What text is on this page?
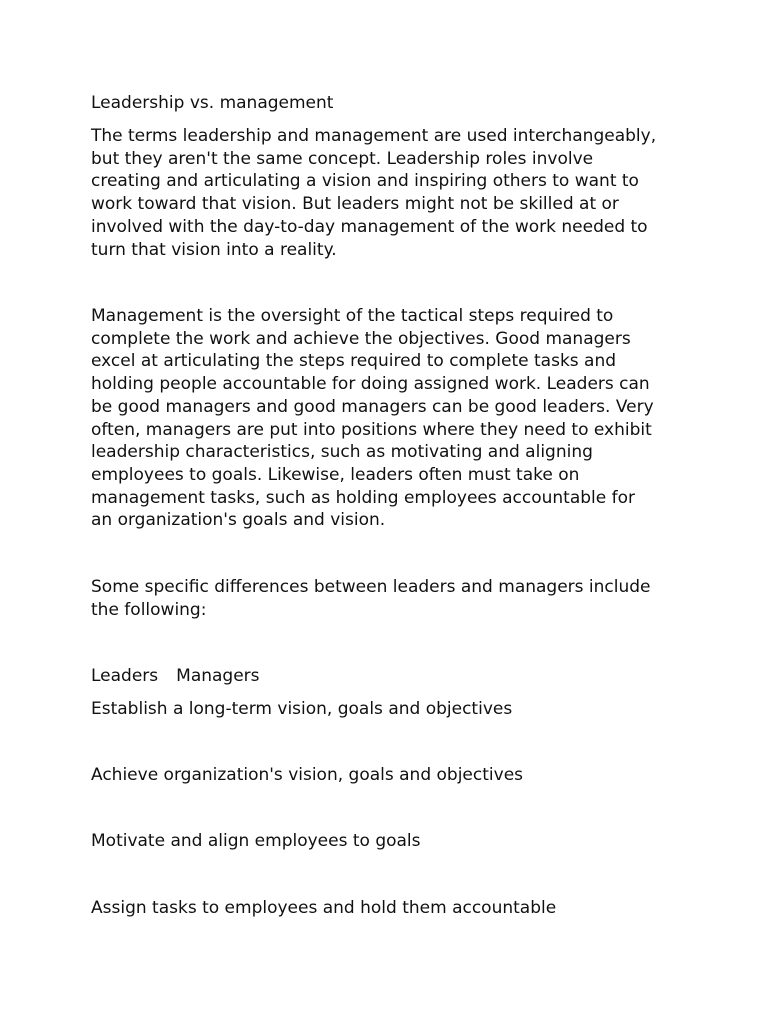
Leadership vs. management

The terms leadership and management are used interchangeably,
but they aren't the same concept. Leadership roles involve
creating and articulating a vision and inspiring others to want to
work toward that vision. But leaders might not be skilled at or
involved with the day-to-day management of the work needed to
turn that vision into a reality.

Management is the oversight of the tactical steps required to
complete the work and achieve the objectives. Good managers
excel at articulating the steps required to complete tasks and
holding people accountable for doing assigned work. Leaders can
be good managers and good managers can be good leaders. Very
often, managers are put into positions where they need to exhibit
leadership characteristics, such as motivating and aligning
employees to goals. Likewise, leaders often must take on
management tasks, such as holding employees accountable for
an organization's goals and vision.

Some specific differences between leaders and managers include
the following:

Leaders Managers

Establish a long-term vision, goals and objectives

Achieve organization's vision, goals and objectives

Motivate and align employees to goals

Assign tasks to employees and hold them accountable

--- REQUIRED WORK ---
Leave out the pictures and print every line of the data exactly.

--- THE SOLUTION ---
What text is on this page?
Leadership vs. management

The terms leadership and management are used interchangeably,
but they aren't the same concept. Leadership roles involve
creating and articulating a vision and inspiring others to want to
work toward that vision. But leaders might not be skilled at or
involved with the day-to-day management of the work needed to
turn that vision into a reality.

Management is the oversight of the tactical steps required to
complete the work and achieve the objectives. Good managers
excel at articulating the steps required to complete tasks and
holding people accountable for doing assigned work. Leaders can
be good managers and good managers can be good leaders. Very
often, managers are put into positions where they need to exhibit
leadership characteristics, such as motivating and aligning
employees to goals. Likewise, leaders often must take on
management tasks, such as holding employees accountable for
an organization's goals and vision.

Some specific differences between leaders and managers include
the following:

Leaders Managers

Establish a long-term vision, goals and objectives

Achieve organization's vision, goals and objectives

Motivate and align employees to goals

Assign tasks to employees and hold them accountable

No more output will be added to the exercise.